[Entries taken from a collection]

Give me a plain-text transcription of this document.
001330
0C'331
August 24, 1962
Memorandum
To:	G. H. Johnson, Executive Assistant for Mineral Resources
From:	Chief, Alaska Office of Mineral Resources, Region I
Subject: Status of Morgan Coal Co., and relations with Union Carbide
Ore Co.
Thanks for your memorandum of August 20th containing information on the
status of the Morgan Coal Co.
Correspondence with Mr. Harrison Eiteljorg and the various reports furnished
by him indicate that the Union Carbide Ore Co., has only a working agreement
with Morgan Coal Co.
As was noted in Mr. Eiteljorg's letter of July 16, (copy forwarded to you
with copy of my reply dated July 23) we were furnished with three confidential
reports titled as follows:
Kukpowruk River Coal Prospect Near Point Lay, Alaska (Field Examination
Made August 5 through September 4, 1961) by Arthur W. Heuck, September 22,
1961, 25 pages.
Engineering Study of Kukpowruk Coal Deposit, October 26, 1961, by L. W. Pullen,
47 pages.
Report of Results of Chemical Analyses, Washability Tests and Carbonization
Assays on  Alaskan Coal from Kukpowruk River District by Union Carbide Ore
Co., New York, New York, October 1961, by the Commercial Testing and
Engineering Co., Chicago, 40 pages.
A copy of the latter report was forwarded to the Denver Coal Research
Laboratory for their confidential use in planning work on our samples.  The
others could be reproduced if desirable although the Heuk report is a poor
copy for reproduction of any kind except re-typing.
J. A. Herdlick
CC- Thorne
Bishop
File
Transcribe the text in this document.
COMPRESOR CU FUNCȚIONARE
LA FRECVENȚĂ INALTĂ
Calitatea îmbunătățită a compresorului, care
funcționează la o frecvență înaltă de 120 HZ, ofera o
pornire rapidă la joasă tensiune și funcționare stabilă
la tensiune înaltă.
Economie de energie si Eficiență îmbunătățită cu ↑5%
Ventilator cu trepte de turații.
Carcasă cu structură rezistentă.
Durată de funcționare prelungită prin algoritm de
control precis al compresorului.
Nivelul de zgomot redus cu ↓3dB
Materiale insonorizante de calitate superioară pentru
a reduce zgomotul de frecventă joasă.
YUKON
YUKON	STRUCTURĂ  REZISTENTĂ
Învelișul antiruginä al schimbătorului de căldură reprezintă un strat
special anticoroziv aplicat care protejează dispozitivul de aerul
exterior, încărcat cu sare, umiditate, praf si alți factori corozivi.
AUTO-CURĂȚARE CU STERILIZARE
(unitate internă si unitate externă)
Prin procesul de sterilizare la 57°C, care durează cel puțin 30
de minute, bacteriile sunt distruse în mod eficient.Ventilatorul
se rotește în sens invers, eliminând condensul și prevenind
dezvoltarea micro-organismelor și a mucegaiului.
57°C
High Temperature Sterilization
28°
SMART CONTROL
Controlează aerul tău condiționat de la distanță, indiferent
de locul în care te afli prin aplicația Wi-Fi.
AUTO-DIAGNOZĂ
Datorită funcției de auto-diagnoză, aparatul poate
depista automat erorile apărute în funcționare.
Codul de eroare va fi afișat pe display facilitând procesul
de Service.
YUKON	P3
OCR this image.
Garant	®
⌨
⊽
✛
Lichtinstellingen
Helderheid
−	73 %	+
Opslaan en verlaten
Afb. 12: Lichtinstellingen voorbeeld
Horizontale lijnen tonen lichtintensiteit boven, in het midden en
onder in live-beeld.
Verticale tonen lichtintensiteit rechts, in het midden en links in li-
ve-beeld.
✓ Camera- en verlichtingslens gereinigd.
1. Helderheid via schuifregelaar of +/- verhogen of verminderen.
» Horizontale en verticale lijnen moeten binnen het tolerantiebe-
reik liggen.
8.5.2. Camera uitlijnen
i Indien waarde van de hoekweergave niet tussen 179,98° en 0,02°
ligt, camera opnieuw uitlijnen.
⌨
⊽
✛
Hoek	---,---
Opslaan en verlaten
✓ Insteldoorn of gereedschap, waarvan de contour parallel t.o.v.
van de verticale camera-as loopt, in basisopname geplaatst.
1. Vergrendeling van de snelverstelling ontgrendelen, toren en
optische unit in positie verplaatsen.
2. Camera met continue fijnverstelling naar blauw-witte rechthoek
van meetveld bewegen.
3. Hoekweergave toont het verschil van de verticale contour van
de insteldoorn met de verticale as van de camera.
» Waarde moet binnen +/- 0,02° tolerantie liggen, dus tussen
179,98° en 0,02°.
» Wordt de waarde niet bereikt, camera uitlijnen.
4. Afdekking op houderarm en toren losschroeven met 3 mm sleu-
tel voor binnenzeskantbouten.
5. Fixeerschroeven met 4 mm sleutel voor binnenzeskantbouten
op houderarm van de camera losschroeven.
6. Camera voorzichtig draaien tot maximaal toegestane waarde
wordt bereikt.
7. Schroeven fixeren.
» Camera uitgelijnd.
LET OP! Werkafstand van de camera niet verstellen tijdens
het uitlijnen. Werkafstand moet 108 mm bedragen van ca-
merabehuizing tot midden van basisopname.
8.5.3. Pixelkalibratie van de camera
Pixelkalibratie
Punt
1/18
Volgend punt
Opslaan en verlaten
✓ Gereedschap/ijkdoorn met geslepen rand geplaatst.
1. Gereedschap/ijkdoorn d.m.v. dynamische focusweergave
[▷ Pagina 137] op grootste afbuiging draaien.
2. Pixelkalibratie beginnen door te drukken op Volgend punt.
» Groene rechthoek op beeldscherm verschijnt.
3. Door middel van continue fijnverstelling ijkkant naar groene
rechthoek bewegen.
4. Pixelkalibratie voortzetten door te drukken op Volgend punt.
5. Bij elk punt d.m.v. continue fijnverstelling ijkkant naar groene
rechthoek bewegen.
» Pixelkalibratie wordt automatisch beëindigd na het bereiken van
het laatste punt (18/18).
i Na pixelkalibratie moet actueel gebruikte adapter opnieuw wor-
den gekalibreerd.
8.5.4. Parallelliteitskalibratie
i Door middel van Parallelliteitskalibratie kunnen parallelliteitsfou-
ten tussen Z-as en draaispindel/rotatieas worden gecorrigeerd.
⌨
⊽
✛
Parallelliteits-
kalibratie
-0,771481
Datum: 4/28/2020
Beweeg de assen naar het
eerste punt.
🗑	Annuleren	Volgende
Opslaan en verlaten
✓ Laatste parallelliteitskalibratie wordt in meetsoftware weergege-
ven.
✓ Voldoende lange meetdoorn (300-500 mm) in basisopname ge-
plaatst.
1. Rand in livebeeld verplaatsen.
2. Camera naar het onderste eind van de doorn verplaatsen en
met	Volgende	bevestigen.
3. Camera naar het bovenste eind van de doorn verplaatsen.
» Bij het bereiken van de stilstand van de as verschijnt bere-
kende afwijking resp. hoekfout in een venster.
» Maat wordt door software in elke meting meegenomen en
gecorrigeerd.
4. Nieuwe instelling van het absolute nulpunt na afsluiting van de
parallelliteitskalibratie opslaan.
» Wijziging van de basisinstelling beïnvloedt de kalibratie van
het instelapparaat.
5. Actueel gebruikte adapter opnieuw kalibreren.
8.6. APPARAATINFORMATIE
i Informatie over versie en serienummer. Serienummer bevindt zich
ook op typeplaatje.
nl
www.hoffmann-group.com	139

Exercise aim: Please transcribe the records above in full, keeping every word.

The answer:
Give me a plain-text transcription of this document.
001330
0C'331
August 24, 1962
Memorandum
To:	G. H. Johnson, Executive Assistant for Mineral Resources
From:	Chief, Alaska Office of Mineral Resources, Region I
Subject: Status of Morgan Coal Co., and relations with Union Carbide
Ore Co.
Thanks for your memorandum of August 20th containing information on the
status of the Morgan Coal Co.
Correspondence with Mr. Harrison Eiteljorg and the various reports furnished
by him indicate that the Union Carbide Ore Co., has only a working agreement
with Morgan Coal Co.
As was noted in Mr. Eiteljorg's letter of July 16, (copy forwarded to you
with copy of my reply dated July 23) we were furnished with three confidential
reports titled as follows:
Kukpowruk River Coal Prospect Near Point Lay, Alaska (Field Examination
Made August 5 through September 4, 1961) by Arthur W. Heuck, September 22,
1961, 25 pages.
Engineering Study of Kukpowruk Coal Deposit, October 26, 1961, by L. W. Pullen,
47 pages.
Report of Results of Chemical Analyses, Washability Tests and Carbonization
Assays on  Alaskan Coal from Kukpowruk River District by Union Carbide Ore
Co., New York, New York, October 1961, by the Commercial Testing and
Engineering Co., Chicago, 40 pages.
A copy of the latter report was forwarded to the Denver Coal Research
Laboratory for their confidential use in planning work on our samples.  The
others could be reproduced if desirable although the Heuk report is a poor
copy for reproduction of any kind except re-typing.
J. A. Herdlick
CC- Thorne
Bishop
File
Transcribe the text in this document.
COMPRESOR CU FUNCȚIONARE
LA FRECVENȚĂ INALTĂ
Calitatea îmbunătățită a compresorului, care
funcționează la o frecvență înaltă de 120 HZ, ofera o
pornire rapidă la joasă tensiune și funcționare stabilă
la tensiune înaltă.
Economie de energie si Eficiență îmbunătățită cu ↑5%
Ventilator cu trepte de turații.
Carcasă cu structură rezistentă.
Durată de funcționare prelungită prin algoritm de
control precis al compresorului.
Nivelul de zgomot redus cu ↓3dB
Materiale insonorizante de calitate superioară pentru
a reduce zgomotul de frecventă joasă.
YUKON
YUKON	STRUCTURĂ  REZISTENTĂ
Învelișul antiruginä al schimbătorului de căldură reprezintă un strat
special anticoroziv aplicat care protejează dispozitivul de aerul
exterior, încărcat cu sare, umiditate, praf si alți factori corozivi.
AUTO-CURĂȚARE CU STERILIZARE
(unitate internă si unitate externă)
Prin procesul de sterilizare la 57°C, care durează cel puțin 30
de minute, bacteriile sunt distruse în mod eficient.Ventilatorul
se rotește în sens invers, eliminând condensul și prevenind
dezvoltarea micro-organismelor și a mucegaiului.
57°C
High Temperature Sterilization
28°
SMART CONTROL
Controlează aerul tău condiționat de la distanță, indiferent
de locul în care te afli prin aplicația Wi-Fi.
AUTO-DIAGNOZĂ
Datorită funcției de auto-diagnoză, aparatul poate
depista automat erorile apărute în funcționare.
Codul de eroare va fi afișat pe display facilitând procesul
de Service.
YUKON	P3
OCR this image.
Garant	®
⌨
⊽
✛
Lichtinstellingen
Helderheid
−	73 %	+
Opslaan en verlaten
Afb. 12: Lichtinstellingen voorbeeld
Horizontale lijnen tonen lichtintensiteit boven, in het midden en
onder in live-beeld.
Verticale tonen lichtintensiteit rechts, in het midden en links in li-
ve-beeld.
✓ Camera- en verlichtingslens gereinigd.
1. Helderheid via schuifregelaar of +/- verhogen of verminderen.
» Horizontale en verticale lijnen moeten binnen het tolerantiebe-
reik liggen.
8.5.2. Camera uitlijnen
i Indien waarde van de hoekweergave niet tussen 179,98° en 0,02°
ligt, camera opnieuw uitlijnen.
⌨
⊽
✛
Hoek	---,---
Opslaan en verlaten
✓ Insteldoorn of gereedschap, waarvan de contour parallel t.o.v.
van de verticale camera-as loopt, in basisopname geplaatst.
1. Vergrendeling van de snelverstelling ontgrendelen, toren en
optische unit in positie verplaatsen.
2. Camera met continue fijnverstelling naar blauw-witte rechthoek
van meetveld bewegen.
3. Hoekweergave toont het verschil van de verticale contour van
de insteldoorn met de verticale as van de camera.
» Waarde moet binnen +/- 0,02° tolerantie liggen, dus tussen
179,98° en 0,02°.
» Wordt de waarde niet bereikt, camera uitlijnen.
4. Afdekking op houderarm en toren losschroeven met 3 mm sleu-
tel voor binnenzeskantbouten.
5. Fixeerschroeven met 4 mm sleutel voor binnenzeskantbouten
op houderarm van de camera losschroeven.
6. Camera voorzichtig draaien tot maximaal toegestane waarde
wordt bereikt.
7. Schroeven fixeren.
» Camera uitgelijnd.
LET OP! Werkafstand van de camera niet verstellen tijdens
het uitlijnen. Werkafstand moet 108 mm bedragen van ca-
merabehuizing tot midden van basisopname.
8.5.3. Pixelkalibratie van de camera
Pixelkalibratie
Punt
1/18
Volgend punt
Opslaan en verlaten
✓ Gereedschap/ijkdoorn met geslepen rand geplaatst.
1. Gereedschap/ijkdoorn d.m.v. dynamische focusweergave
[▷ Pagina 137] op grootste afbuiging draaien.
2. Pixelkalibratie beginnen door te drukken op Volgend punt.
» Groene rechthoek op beeldscherm verschijnt.
3. Door middel van continue fijnverstelling ijkkant naar groene
rechthoek bewegen.
4. Pixelkalibratie voortzetten door te drukken op Volgend punt.
5. Bij elk punt d.m.v. continue fijnverstelling ijkkant naar groene
rechthoek bewegen.
» Pixelkalibratie wordt automatisch beëindigd na het bereiken van
het laatste punt (18/18).
i Na pixelkalibratie moet actueel gebruikte adapter opnieuw wor-
den gekalibreerd.
8.5.4. Parallelliteitskalibratie
i Door middel van Parallelliteitskalibratie kunnen parallelliteitsfou-
ten tussen Z-as en draaispindel/rotatieas worden gecorrigeerd.
⌨
⊽
✛
Parallelliteits-
kalibratie
-0,771481
Datum: 4/28/2020
Beweeg de assen naar het
eerste punt.
🗑	Annuleren	Volgende
Opslaan en verlaten
✓ Laatste parallelliteitskalibratie wordt in meetsoftware weergege-
ven.
✓ Voldoende lange meetdoorn (300-500 mm) in basisopname ge-
plaatst.
1. Rand in livebeeld verplaatsen.
2. Camera naar het onderste eind van de doorn verplaatsen en
met	Volgende	bevestigen.
3. Camera naar het bovenste eind van de doorn verplaatsen.
» Bij het bereiken van de stilstand van de as verschijnt bere-
kende afwijking resp. hoekfout in een venster.
» Maat wordt door software in elke meting meegenomen en
gecorrigeerd.
4. Nieuwe instelling van het absolute nulpunt na afsluiting van de
parallelliteitskalibratie opslaan.
» Wijziging van de basisinstelling beïnvloedt de kalibratie van
het instelapparaat.
5. Actueel gebruikte adapter opnieuw kalibreren.
8.6. APPARAATINFORMATIE
i Informatie over versie en serienummer. Serienummer bevindt zich
ook op typeplaatje.
nl
www.hoffmann-group.com	139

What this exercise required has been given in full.